Stated exercise
Copy out each line featuring the string "ולכן" from the entries beneath.

--- Begin ---

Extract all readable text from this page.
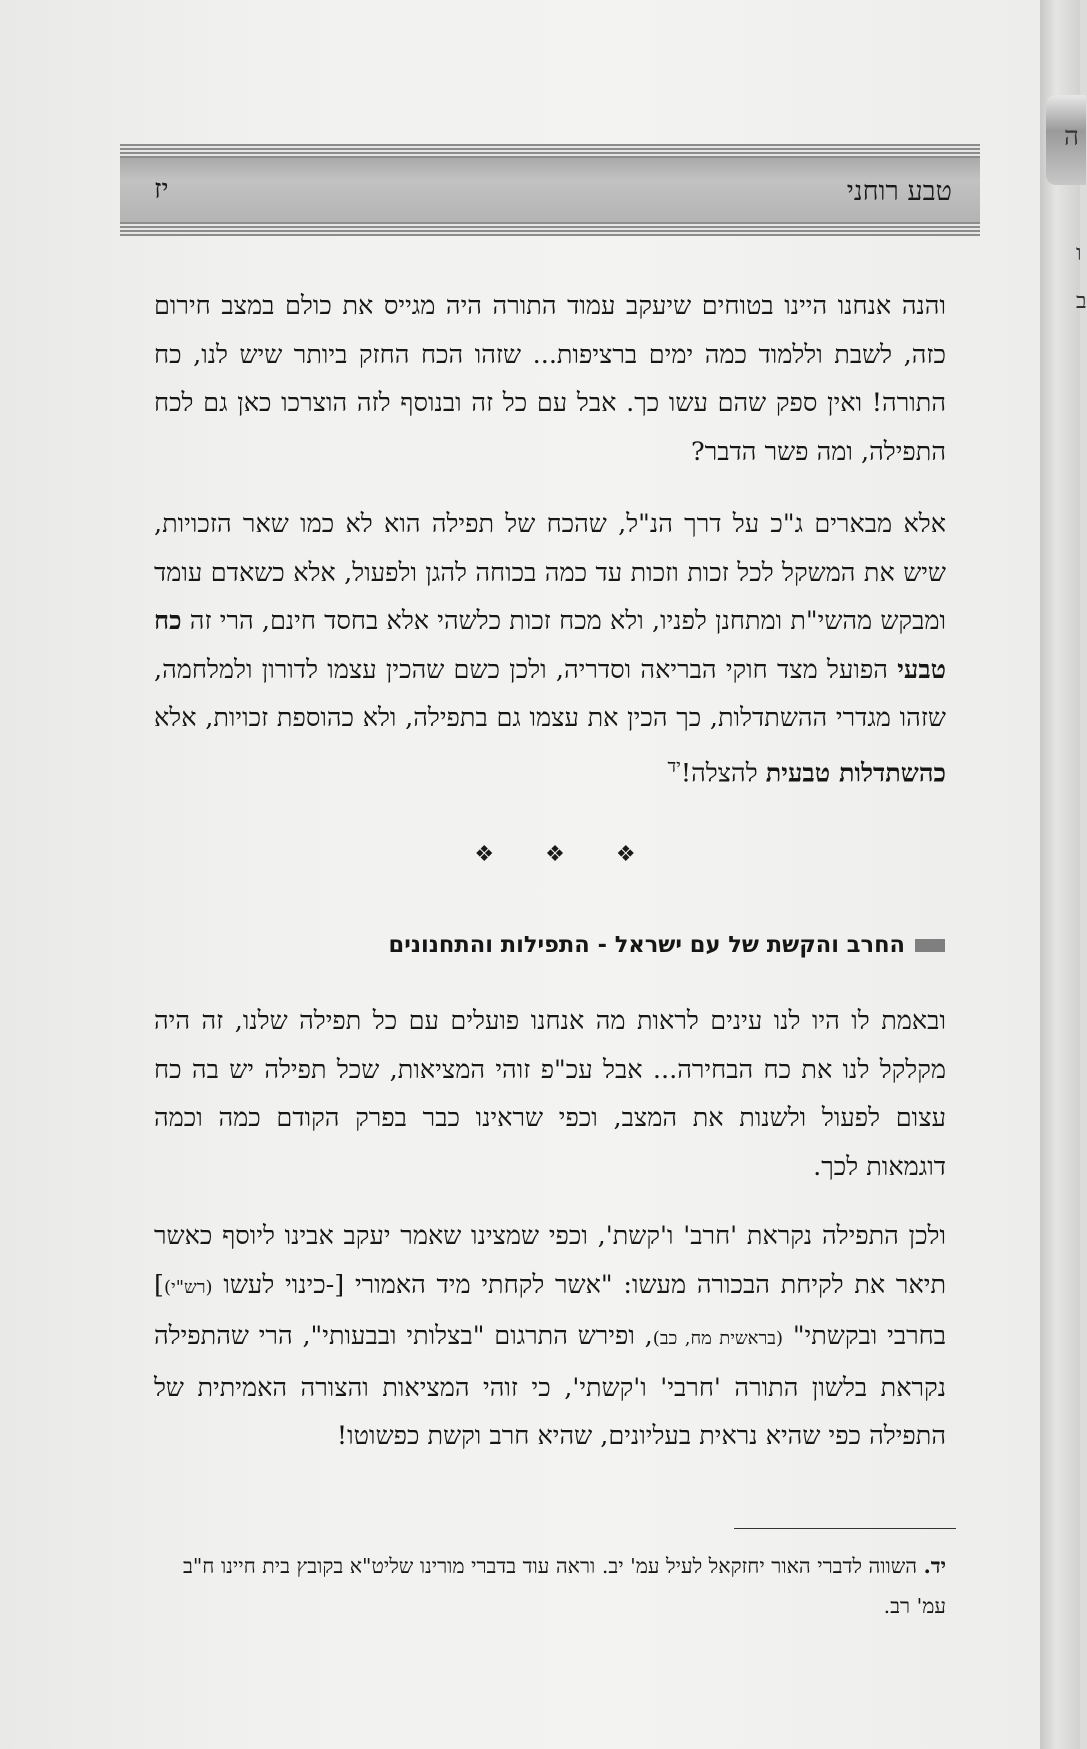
טבע רוחני
יז
והנה אנחנו היינו בטוחים שיעקב עמוד התורה היה מגייס את כולם במצב חירום כזה, לשבת וללמוד כמה ימים ברציפות... שזהו הכח החזק ביותר שיש לנו, כח התורה! ואין ספק שהם עשו כך. אבל עם כל זה ובנוסף לזה הוצרכו כאן גם לכח התפילה, ומה פשר הדבר?
אלא מבארים ג"כ על דרך הנ"ל, שהכח של תפילה הוא לא כמו שאר הזכויות, שיש את המשקל לכל זכות וזכות עד כמה בכוחה להגן ולפעול, אלא כשאדם עומד ומבקש מהשי"ת ומתחנן לפניו, ולא מכח זכות כלשהי אלא בחסד חינם, הרי זה כח טבעי הפועל מצד חוקי הבריאה וסדריה, ולכן כשם שהכין עצמו לדורון ולמלחמה, שזהו מגדרי ההשתדלות, כך הכין את עצמו גם בתפילה, ולא כהוספת זכויות, אלא כהשתדלות טבעית להצלה!$^{יד}$
❖ ❖ ❖
החרב והקשת של עם ישראל - התפילות והתחנונים
ובאמת לו היו לנו עינים לראות מה אנחנו פועלים עם כל תפילה שלנו, זה היה מקלקל לנו את כח הבחירה... אבל עכ"פ זוהי המציאות, שכל תפילה יש בה כח עצום לפעול ולשנות את המצב, וכפי שראינו כבר בפרק הקודם כמה וכמה דוגמאות לכך.
ולכן התפילה נקראת 'חרב' ו'קשת', וכפי שמצינו שאמר יעקב אבינו ליוסף כאשר תיאר את לקיחת הבכורה מעשו: "אשר לקחתי מיד האמורי [-כינוי לעשו (רש"י)] בחרבי ובקשתי" (בראשית מח, כב), ופירש התרגום "בצלותי ובבעותי", הרי שהתפילה נקראת בלשון התורה 'חרבי' ו'קשתי', כי זוהי המציאות והצורה האמיתית של התפילה כפי שהיא נראית בעליונים, שהיא חרב וקשת כפשוטו!
יד. השווה לדברי האור יחזקאל לעיל עמ' יב. וראה עוד בדברי מורינו שליט"א בקובץ בית חיינו ח"ב עמ' רב.
ה
ו
ב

--- End ---

Response to the exercise
אלא מבארים ג"כ על דרך הנ"ל, שהכח של תפילה הוא לא כמו שאר הזכויות, שיש את המשקל לכל זכות וזכות עד כמה בכוחה להגן ולפעול, אלא כשאדם עומד ומבקש מהשי"ת ומתחנן לפניו, ולא מכח זכות כלשהי אלא בחסד חינם, הרי זה כח טבעי הפועל מצד חוקי הבריאה וסדריה, ולכן כשם שהכין עצמו לדורון ולמלחמה, שזהו מגדרי ההשתדלות, כך הכין את עצמו גם בתפילה, ולא כהוספת זכויות, אלא כהשתדלות טבעית להצלה!$^{יד}$
ולכן התפילה נקראת 'חרב' ו'קשת', וכפי שמצינו שאמר יעקב אבינו ליוסף כאשר תיאר את לקיחת הבכורה מעשו: "אשר לקחתי מיד האמורי [-כינוי לעשו (רש"י)] בחרבי ובקשתי" (בראשית מח, כב), ופירש התרגום "בצלותי ובבעותי", הרי שהתפילה נקראת בלשון התורה 'חרבי' ו'קשתי', כי זוהי המציאות והצורה האמיתית של התפילה כפי שהיא נראית בעליונים, שהיא חרב וקשת כפשוטו!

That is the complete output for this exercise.